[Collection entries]
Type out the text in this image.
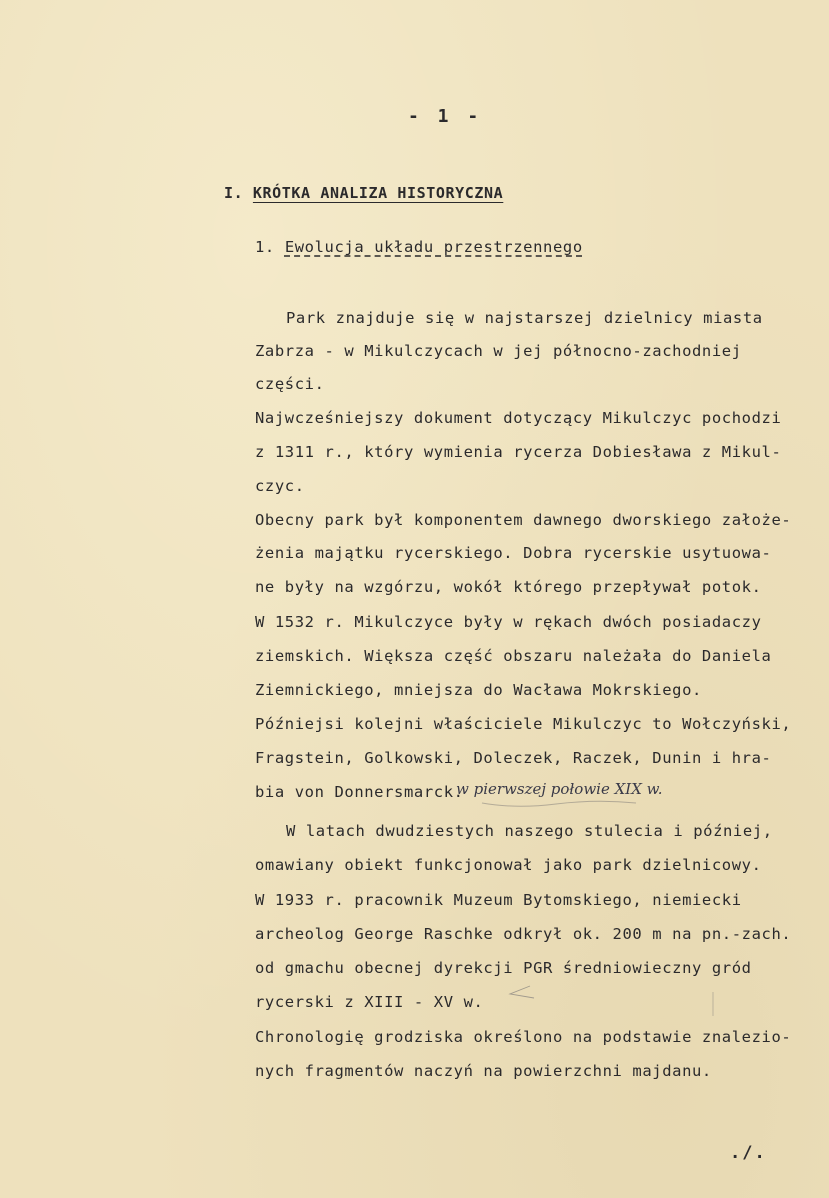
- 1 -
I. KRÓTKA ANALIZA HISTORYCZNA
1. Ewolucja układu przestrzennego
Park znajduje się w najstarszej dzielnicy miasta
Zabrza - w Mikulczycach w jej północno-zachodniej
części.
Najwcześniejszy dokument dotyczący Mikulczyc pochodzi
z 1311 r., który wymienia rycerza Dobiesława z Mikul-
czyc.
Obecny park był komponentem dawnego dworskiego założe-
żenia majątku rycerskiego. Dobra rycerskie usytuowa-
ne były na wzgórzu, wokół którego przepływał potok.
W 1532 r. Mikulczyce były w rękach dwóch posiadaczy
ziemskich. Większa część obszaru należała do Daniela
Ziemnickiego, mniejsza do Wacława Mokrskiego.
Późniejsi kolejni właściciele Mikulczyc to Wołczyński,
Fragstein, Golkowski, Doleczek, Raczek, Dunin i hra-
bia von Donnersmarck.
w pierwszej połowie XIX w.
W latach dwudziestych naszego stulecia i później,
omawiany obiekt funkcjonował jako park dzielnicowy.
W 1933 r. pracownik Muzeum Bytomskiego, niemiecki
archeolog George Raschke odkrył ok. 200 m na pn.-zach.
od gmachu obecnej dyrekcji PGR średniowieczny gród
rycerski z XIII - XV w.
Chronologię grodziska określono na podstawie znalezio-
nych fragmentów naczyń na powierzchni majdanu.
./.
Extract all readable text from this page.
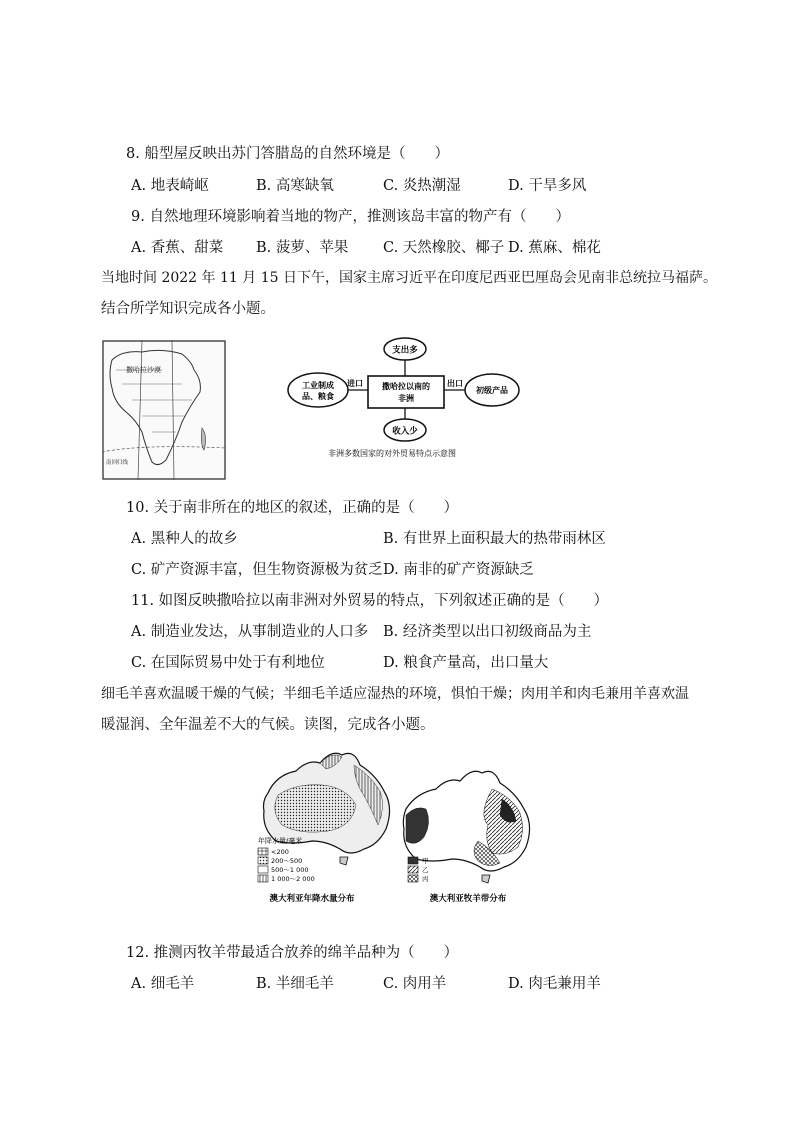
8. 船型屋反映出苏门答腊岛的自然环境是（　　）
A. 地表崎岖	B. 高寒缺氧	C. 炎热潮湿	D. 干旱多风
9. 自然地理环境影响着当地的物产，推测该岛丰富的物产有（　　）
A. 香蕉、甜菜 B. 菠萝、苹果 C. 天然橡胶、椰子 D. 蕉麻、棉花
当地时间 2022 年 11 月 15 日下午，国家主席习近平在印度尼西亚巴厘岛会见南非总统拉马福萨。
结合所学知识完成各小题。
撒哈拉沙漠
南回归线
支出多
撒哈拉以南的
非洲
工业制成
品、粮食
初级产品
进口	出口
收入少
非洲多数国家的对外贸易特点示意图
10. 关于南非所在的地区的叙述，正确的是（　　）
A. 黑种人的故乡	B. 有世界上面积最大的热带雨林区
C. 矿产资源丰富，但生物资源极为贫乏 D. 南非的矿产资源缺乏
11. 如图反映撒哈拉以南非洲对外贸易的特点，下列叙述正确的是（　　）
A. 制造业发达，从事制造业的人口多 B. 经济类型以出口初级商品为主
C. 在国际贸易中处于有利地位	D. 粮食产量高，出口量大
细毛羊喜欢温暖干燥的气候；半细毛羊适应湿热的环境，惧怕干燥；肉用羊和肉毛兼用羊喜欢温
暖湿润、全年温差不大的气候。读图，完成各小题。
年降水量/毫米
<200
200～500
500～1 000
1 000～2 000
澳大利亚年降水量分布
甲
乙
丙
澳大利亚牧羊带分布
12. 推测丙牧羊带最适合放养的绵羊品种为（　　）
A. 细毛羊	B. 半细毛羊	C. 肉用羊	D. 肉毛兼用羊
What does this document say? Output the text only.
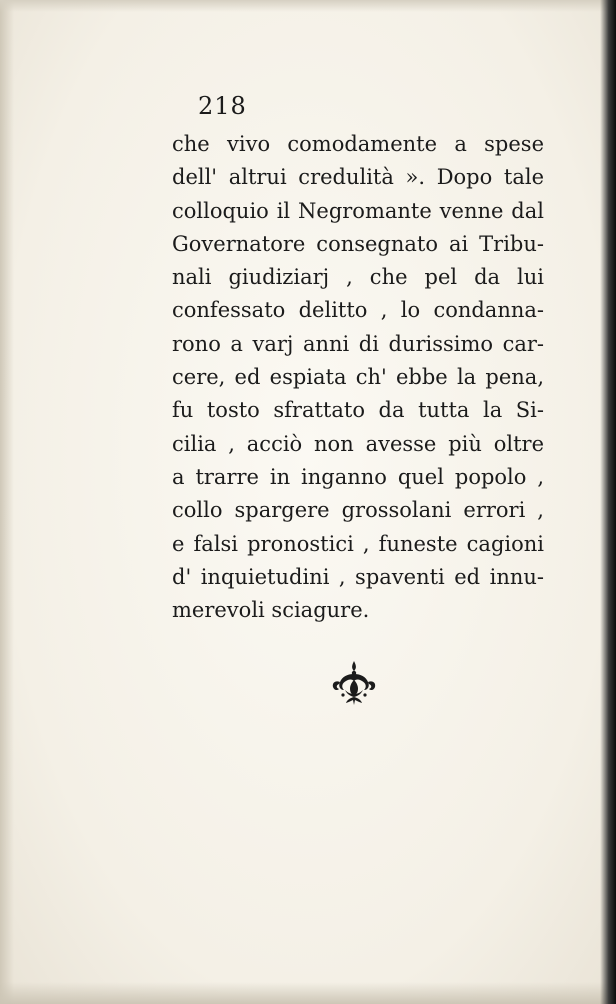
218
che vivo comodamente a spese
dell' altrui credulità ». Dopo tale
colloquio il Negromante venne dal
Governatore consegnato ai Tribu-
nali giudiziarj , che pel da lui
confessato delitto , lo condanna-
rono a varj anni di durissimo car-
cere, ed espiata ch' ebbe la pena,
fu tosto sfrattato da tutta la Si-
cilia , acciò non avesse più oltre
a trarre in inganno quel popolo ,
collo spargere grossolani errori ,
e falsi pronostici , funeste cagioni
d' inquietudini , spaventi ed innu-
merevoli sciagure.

- _Exercise aim_
Return all the lines that contain the string "text".

- _Response to this exercise_
Type out the text in this image.
Extract all readable text from this page.
What does this document say? Output the text only.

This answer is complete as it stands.